GIVEN EXERCISE A
According to the passage on Metropolitan Stadium, how many playoff games did the Vikings host at the Met?
GIVEN EXERCISE B
Render this sentence from the passage on Metropolitan Stadium in Spanish: "The Vikings hosted ten playoff games at the Met and won seven of them."
GIVEN EXERCISE C
From the passage on Metropolitan Stadium, reproduce everything from "The Met was" down to "was never realized.".

PROVIDED PASSAGE
——————————

The Met was often considered less than ideal for football. The gridiron ran from around third base to right field (north-south), with barely enough room to fit the playing field and end zones. Wooden bleachers were brought onto the field during football season to bring fans closer to the game. For 1965, a large double-decked grandstand was installed in left field to replace the temporary wooden bleachers. The Vikings actually paid for this new grandstand in return for reduced rent; this location was prime sideline seating in the football configuration. This left the Met with the unique configuration of a double deck in left field, and bleachers behind third base. The left-field grandstand was originally planned to be capable of sliding toward or away from the gridiron (as Denver's Mile High Stadium later would be), but that part of the project was never realized.

The Met provided an overwhelming home-field advantage for the Vikings late in the season and in the playoffs due to Minnesota's famously cold temperatures. The Vikings hosted ten playoff games at the Met and won seven of them.

In the 1965 baseball season, both the All-Star Game and the World Series were played at Metropolitan Stadium, one of the few times that coincidence has happened since the former event was inaugurated in 1933. (Game 7 of that year's World Series drew 50,596 fans to the Met, the only time a baseball crowd exceeded 50,000 and remained its attendance record for baseball.) The Vikings hosted and won the 1969 NFL Championship Game at the stadium, the last NFL game prior to the  merger.

——————————

DATASET EXTRACT
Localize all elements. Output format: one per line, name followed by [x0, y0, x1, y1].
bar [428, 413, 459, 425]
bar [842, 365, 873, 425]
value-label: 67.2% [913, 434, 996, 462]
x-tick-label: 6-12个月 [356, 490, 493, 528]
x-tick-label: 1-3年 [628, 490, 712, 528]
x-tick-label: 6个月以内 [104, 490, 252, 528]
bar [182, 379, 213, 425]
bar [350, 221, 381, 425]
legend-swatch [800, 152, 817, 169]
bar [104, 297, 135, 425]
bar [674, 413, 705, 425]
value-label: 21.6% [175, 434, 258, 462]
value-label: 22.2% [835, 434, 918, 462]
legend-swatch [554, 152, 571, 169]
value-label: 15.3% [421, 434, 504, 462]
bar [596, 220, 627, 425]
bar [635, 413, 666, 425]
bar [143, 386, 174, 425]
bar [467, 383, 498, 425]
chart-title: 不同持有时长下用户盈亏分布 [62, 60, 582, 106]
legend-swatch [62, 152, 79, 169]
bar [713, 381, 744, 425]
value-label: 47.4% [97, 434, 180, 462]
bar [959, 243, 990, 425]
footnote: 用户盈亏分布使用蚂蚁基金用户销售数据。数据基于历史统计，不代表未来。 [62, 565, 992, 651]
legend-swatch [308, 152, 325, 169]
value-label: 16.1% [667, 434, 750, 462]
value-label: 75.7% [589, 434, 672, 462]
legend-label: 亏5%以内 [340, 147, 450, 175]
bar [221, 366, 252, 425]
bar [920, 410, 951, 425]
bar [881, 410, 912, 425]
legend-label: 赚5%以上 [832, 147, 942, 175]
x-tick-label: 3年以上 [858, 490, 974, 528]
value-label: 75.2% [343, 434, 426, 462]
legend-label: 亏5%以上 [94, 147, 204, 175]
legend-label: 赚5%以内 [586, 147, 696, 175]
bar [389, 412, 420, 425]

——————————

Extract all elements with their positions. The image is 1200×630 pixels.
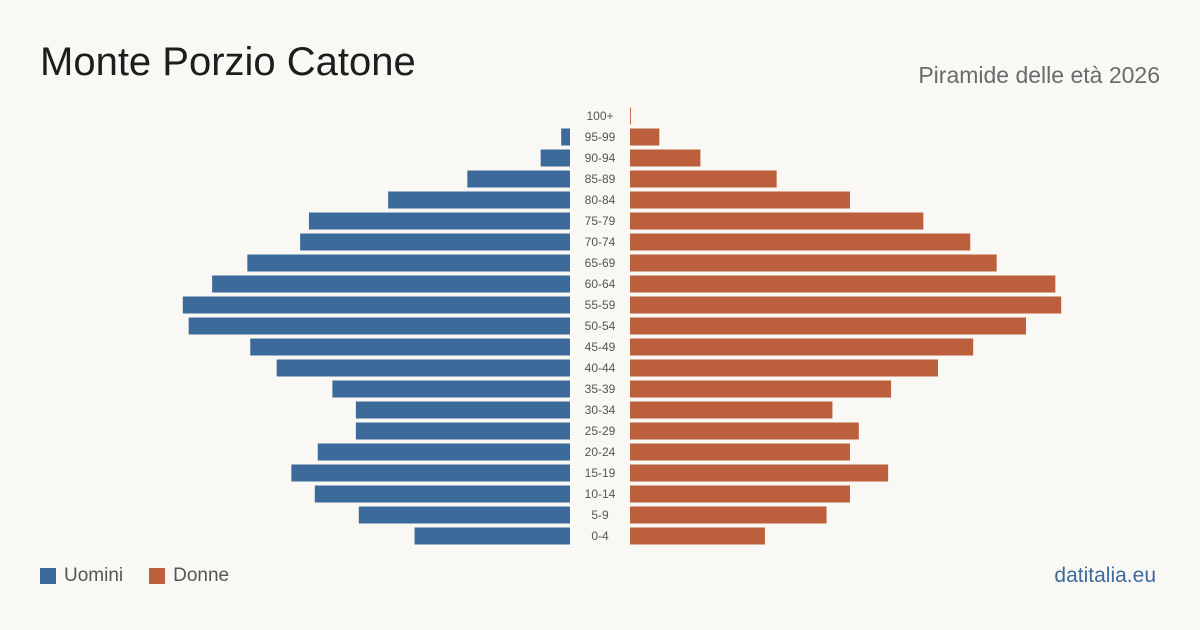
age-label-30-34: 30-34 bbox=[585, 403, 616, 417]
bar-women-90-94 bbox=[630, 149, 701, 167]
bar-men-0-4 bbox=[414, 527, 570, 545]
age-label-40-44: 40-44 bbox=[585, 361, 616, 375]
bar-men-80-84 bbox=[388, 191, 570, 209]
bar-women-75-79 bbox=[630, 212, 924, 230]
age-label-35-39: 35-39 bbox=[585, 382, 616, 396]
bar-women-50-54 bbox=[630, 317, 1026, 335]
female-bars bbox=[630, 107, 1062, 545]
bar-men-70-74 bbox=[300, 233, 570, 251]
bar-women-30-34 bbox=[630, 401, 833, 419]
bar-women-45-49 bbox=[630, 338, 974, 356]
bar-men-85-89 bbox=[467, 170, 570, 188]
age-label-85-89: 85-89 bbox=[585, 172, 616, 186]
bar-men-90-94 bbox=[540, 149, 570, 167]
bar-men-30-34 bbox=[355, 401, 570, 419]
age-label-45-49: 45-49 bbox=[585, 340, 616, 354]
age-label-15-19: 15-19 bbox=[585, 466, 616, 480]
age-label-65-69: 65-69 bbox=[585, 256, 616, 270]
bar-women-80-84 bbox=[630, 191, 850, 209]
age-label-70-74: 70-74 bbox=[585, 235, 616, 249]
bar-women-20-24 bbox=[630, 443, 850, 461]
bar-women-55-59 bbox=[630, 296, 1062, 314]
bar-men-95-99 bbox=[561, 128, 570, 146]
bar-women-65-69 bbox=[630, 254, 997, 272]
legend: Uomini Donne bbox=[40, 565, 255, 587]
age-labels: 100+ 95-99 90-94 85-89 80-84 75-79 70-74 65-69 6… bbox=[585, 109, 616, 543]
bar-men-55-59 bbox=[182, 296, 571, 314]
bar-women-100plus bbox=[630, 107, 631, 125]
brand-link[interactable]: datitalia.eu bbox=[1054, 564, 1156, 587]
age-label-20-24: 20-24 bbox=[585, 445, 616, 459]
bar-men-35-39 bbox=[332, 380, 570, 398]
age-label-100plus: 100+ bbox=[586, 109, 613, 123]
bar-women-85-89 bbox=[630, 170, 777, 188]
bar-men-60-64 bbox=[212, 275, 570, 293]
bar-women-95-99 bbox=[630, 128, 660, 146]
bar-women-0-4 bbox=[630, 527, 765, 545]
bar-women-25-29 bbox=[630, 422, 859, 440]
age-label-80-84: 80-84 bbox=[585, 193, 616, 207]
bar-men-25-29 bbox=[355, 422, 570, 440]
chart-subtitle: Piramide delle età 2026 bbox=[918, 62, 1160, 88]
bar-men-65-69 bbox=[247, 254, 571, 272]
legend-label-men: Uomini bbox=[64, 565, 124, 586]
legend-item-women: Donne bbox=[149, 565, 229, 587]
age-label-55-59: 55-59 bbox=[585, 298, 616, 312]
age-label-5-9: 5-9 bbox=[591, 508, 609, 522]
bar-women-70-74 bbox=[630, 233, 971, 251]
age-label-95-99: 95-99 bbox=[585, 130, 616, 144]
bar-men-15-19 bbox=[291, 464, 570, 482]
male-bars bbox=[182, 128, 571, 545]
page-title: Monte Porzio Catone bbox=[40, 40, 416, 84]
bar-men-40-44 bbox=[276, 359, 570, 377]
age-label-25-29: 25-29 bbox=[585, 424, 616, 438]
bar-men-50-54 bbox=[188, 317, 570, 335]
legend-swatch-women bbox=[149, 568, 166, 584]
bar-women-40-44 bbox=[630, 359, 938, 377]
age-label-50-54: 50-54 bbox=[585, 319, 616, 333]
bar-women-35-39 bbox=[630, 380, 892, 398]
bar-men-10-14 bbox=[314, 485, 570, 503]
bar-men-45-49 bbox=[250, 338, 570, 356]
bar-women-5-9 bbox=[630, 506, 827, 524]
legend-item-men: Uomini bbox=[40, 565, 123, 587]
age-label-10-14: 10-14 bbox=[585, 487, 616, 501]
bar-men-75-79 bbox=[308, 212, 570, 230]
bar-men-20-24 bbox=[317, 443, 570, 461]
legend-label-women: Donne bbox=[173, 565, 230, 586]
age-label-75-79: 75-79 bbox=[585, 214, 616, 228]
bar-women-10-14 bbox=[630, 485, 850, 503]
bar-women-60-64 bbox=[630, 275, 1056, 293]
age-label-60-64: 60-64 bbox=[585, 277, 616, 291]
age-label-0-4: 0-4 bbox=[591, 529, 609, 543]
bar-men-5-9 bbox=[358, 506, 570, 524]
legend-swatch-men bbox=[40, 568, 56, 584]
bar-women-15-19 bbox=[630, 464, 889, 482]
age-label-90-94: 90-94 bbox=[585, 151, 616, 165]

——————————

WRITTEN ANSWER A
Ten

WRITTEN ANSWER B
Los Vikings fueron anfitriones de diez partidos de playoffs en el Met y ganaron siete de ellos.

WRITTEN ANSWER C
The Met was often considered less than ideal for football. The gridiron ran from around third base to right field (north-south), with barely enough room to fit the playing field and end zones. Wooden bleachers were brought onto the field during football season to bring fans closer to the game. For 1965, a large double-decked grandstand was installed in left field to replace the temporary wooden bleachers. The Vikings actually paid for this new grandstand in return for reduced rent; this location was prime sideline seating in the football configuration. This left the Met with the unique configuration of a double deck in left field, and bleachers behind third base. The left-field grandstand was originally planned to be capable of sliding toward or away from the gridiron (as Denver's Mile High Stadium later would be), but that part of the project was never realized.